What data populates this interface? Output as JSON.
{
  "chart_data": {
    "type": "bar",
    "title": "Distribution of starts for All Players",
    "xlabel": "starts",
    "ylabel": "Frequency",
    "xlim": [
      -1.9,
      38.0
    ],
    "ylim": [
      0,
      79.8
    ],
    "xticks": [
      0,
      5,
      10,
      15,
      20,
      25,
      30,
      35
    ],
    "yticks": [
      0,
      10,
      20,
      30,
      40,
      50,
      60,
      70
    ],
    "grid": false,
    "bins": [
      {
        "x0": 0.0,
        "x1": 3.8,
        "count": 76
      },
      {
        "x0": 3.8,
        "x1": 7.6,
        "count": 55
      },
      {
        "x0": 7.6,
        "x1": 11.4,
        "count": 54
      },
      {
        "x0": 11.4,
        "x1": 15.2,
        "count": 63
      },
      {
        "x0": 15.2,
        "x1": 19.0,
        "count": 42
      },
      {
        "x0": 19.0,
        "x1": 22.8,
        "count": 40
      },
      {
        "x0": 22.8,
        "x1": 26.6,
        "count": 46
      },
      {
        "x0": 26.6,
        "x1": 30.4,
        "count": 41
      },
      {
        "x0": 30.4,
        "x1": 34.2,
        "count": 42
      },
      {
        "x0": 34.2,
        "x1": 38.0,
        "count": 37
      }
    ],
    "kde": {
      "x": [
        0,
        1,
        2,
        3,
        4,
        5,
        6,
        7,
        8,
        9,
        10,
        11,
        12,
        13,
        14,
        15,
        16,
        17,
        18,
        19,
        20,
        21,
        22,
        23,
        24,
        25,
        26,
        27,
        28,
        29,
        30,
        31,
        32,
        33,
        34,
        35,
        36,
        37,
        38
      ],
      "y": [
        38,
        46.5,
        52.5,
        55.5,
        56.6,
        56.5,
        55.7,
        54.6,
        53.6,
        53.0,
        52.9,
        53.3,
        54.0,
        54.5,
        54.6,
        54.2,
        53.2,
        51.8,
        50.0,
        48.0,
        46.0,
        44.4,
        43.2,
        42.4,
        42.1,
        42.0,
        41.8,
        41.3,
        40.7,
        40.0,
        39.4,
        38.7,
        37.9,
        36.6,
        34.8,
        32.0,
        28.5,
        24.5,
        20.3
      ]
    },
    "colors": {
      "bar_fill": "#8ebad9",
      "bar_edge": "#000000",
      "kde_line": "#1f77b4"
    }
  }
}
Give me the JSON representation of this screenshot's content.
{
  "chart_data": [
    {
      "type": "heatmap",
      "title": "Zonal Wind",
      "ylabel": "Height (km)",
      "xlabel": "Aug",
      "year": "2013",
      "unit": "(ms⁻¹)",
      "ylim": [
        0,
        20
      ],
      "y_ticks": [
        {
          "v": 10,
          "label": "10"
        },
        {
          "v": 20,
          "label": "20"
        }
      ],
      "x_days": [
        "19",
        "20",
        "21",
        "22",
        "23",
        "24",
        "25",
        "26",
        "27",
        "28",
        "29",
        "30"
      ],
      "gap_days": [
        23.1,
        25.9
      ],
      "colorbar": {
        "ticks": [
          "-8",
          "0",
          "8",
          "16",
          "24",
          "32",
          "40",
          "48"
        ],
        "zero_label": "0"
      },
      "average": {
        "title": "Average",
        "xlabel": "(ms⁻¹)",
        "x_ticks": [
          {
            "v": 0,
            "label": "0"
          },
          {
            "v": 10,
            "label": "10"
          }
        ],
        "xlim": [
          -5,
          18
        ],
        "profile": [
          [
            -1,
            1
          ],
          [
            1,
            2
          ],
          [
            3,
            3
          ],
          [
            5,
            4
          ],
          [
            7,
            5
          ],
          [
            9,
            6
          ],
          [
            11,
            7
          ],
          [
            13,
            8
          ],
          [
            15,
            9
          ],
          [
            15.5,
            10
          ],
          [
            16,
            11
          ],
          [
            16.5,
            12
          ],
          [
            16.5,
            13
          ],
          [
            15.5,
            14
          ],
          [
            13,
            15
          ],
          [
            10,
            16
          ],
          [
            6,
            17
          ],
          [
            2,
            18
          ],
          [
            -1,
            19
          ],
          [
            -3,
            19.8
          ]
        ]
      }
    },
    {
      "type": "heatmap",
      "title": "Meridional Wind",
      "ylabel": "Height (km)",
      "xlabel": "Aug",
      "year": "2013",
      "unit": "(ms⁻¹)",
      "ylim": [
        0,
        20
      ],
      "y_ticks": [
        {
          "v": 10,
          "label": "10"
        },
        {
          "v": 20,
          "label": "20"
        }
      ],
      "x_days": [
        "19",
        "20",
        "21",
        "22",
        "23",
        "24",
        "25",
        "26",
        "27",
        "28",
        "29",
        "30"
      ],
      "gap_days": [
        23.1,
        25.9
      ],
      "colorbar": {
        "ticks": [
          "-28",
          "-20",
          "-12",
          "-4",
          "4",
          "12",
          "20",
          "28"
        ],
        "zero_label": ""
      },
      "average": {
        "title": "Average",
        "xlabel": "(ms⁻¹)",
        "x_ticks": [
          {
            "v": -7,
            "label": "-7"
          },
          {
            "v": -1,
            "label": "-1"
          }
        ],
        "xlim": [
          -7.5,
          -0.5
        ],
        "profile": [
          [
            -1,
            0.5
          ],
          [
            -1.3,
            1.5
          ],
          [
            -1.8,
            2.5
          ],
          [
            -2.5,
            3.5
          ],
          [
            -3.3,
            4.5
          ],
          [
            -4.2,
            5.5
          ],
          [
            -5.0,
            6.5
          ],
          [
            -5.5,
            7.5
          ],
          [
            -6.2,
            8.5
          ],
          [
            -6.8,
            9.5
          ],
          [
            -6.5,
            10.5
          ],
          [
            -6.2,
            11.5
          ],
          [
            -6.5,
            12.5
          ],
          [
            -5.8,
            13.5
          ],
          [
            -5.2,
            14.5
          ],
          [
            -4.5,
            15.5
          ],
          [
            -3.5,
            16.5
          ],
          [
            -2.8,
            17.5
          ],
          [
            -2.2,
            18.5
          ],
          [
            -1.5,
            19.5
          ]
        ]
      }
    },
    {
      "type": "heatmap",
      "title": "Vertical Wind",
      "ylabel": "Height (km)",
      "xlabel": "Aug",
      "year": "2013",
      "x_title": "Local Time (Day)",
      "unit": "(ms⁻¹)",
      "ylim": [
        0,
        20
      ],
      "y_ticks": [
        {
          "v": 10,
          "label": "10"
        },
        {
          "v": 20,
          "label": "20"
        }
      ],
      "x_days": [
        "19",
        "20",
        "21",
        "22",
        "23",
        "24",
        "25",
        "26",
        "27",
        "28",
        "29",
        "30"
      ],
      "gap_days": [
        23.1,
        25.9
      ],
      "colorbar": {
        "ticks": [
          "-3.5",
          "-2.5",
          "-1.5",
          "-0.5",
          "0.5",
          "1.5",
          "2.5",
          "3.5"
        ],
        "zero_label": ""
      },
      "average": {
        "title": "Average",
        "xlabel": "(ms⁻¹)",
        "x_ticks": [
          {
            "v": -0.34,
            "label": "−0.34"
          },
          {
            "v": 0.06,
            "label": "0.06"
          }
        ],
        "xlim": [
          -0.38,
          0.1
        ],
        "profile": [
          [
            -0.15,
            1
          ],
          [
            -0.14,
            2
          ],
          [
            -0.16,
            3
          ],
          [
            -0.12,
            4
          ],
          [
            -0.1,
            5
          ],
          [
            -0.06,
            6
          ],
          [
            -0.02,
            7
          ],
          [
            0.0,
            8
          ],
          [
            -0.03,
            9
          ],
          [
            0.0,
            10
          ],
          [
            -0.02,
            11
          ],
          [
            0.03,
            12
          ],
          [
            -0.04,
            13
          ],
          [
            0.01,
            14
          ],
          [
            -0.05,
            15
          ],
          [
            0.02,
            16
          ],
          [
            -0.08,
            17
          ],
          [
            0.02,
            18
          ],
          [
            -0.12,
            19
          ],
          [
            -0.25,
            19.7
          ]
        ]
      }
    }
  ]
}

Problem description:
Pull out every line in the data above that has the word "Wind".

Reply to the task:
      "title": "Zonal Wind",
      "title": "Meridional Wind",
      "title": "Vertical Wind",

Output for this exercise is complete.